EXCERPT PROVIDED
** BEGIN **
The Plural of RPM?

Subject: The Plural of RPM?
From: Geoff Hart <ghart -at- videotron -dot- ca>
To: tom -dot- green -at- iwon -dot- com, TECHWR-L <techwr-l -at- lists -dot- techwr-l -dot- com>
Date: Tue, 02 May 2006 15:15:17 -0400

Tom Green wondered: <<I'm having a back-and-forth with an engineer about how to write more than one RPM.>>

By default, acronyms can inherently be either singular or plural, and you'll see some acronyms with an added "s" to make the distinction clear: one PC but several PCs, and so on. But units of measurement receive special treatment: the unit is always expressed as a singular acronym or abbreviation (i.e., no terminal "s"), and the only indication of whether one or more of those units is being discussed comes from the number that precedes "RPM".

You can explain this to your engineer by example: you'll never see "the distance was 5 ms [or: 5 m's]" (where m = metre) in any scientific or engineering document. The SI standard for units is that they do not take an "s" in any case; "s" is reserved for the unit of time known as the second. (See, for instance: http://physics.nist.gov/cuu/Units/units.html)
** END **
REQUIRED TASKS
A: Could you reproduce the part of the RPM plural post starting with "You can explain" and going on through "for instance: http://physics.nist.gov/cuu/Units/units.html)"?
B: Can you resume the post on the plural of RPM, carrying on after its final sentence?

DATASET
** BEGIN **
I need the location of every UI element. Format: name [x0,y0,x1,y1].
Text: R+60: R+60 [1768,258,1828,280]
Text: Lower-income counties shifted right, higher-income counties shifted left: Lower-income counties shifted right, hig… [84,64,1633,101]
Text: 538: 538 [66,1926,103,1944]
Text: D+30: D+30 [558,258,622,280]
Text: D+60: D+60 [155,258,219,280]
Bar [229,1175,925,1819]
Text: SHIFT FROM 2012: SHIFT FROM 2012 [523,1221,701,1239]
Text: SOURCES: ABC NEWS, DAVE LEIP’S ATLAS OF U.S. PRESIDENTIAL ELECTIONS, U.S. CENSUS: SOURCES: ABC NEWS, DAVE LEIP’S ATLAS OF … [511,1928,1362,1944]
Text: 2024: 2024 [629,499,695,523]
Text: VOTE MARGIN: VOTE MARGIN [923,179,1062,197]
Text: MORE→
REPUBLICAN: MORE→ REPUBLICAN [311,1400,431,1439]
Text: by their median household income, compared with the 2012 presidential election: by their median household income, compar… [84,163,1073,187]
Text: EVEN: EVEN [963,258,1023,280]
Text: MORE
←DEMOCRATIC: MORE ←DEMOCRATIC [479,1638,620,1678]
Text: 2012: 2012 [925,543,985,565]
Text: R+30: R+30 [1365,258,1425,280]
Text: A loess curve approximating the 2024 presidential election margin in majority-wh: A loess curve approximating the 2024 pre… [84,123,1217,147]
** END **
ANSWERS IN ORDER
A:
You can explain this to your engineer by example: you'll never see "the distance was 5 ms [or: 5 m's]" (where m = metre) in any scientific or engineering document. The SI standard for units is that they do not take an "s" in any case; "s" is reserved for the unit of time known as the second. (See, for instance: http://physics.nist.gov/cuu/Units/units.html)

B:
Moreover, for "revolutions per minute", it's exceedingly rare to discuss only a single (1) RPM. By default, this means the unit is almost always plural.

Where it's necessary to distinguish between singular and plural and you can't use numbers to do so (i.e., when the acronym is not a unit of measurement), the most common style is to use a combination of articles ("a" for singular) and verb forms (singular versus plural) to make the meaning clear. But you will occasionally see plurals formed using the same rules used for any other English noun. Thus:

<<She wants to write, "RPM's." I freaked and said, "No, that would be saying, it's the Rotation Per Minute's problem.">>

The most common style nowadays is to simply append the "s" with no apostrophe to create a plural. However, the apostrophe has a long and legimate history of use for forming plurals, as in phrases such as "mind your P's and Q's" and "a list of do's and don'ts". In such usages, there is no confusion that the meaning is intended to be possessive, and that's why the apostrophe is allowed.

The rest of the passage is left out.